[EXERCISE DESCRIPTION]: Identify each line in the records below that contains the word "Urban", and copy it.

Items listed in a dataset:
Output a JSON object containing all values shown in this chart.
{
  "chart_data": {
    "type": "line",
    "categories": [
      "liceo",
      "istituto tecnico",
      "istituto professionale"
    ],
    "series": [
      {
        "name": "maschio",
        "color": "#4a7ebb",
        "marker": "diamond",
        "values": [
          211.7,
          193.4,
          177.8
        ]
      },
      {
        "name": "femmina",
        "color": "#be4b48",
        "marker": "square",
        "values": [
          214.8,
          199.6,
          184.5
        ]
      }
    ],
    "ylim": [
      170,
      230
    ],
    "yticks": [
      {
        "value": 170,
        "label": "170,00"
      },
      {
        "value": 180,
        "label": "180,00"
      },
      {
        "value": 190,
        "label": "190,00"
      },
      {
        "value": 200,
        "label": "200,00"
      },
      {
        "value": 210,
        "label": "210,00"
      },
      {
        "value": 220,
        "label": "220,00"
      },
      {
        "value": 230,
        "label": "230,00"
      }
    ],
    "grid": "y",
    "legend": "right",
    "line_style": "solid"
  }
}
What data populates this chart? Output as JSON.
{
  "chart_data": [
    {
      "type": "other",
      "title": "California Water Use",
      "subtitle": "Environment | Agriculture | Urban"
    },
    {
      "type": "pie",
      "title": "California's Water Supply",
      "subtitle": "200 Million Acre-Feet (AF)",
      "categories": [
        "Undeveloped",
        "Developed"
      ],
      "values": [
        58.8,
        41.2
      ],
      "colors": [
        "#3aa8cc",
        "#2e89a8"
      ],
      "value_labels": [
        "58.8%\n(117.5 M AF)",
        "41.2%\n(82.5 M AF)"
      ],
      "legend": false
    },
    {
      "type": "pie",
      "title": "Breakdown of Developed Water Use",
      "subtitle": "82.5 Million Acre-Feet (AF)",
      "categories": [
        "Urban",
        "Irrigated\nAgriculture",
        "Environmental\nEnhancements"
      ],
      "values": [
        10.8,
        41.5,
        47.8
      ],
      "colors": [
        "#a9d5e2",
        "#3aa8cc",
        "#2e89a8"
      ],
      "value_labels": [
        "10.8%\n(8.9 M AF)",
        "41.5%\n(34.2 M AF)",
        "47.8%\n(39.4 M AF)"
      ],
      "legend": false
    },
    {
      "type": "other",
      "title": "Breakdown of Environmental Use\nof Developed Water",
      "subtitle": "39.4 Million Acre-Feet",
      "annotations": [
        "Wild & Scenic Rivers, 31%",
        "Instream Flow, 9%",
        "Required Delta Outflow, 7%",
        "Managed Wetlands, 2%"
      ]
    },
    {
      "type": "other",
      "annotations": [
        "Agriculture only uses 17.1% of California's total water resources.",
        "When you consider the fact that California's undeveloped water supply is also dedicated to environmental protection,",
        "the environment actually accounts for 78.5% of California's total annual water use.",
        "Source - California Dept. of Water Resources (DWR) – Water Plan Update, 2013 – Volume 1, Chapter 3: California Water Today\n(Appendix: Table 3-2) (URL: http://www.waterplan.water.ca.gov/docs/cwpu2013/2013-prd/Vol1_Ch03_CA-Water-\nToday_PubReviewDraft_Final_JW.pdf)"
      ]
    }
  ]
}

[WRITTEN SOLUTION]:
      "subtitle": "Environment | Agriculture | Urban"
        "Urban",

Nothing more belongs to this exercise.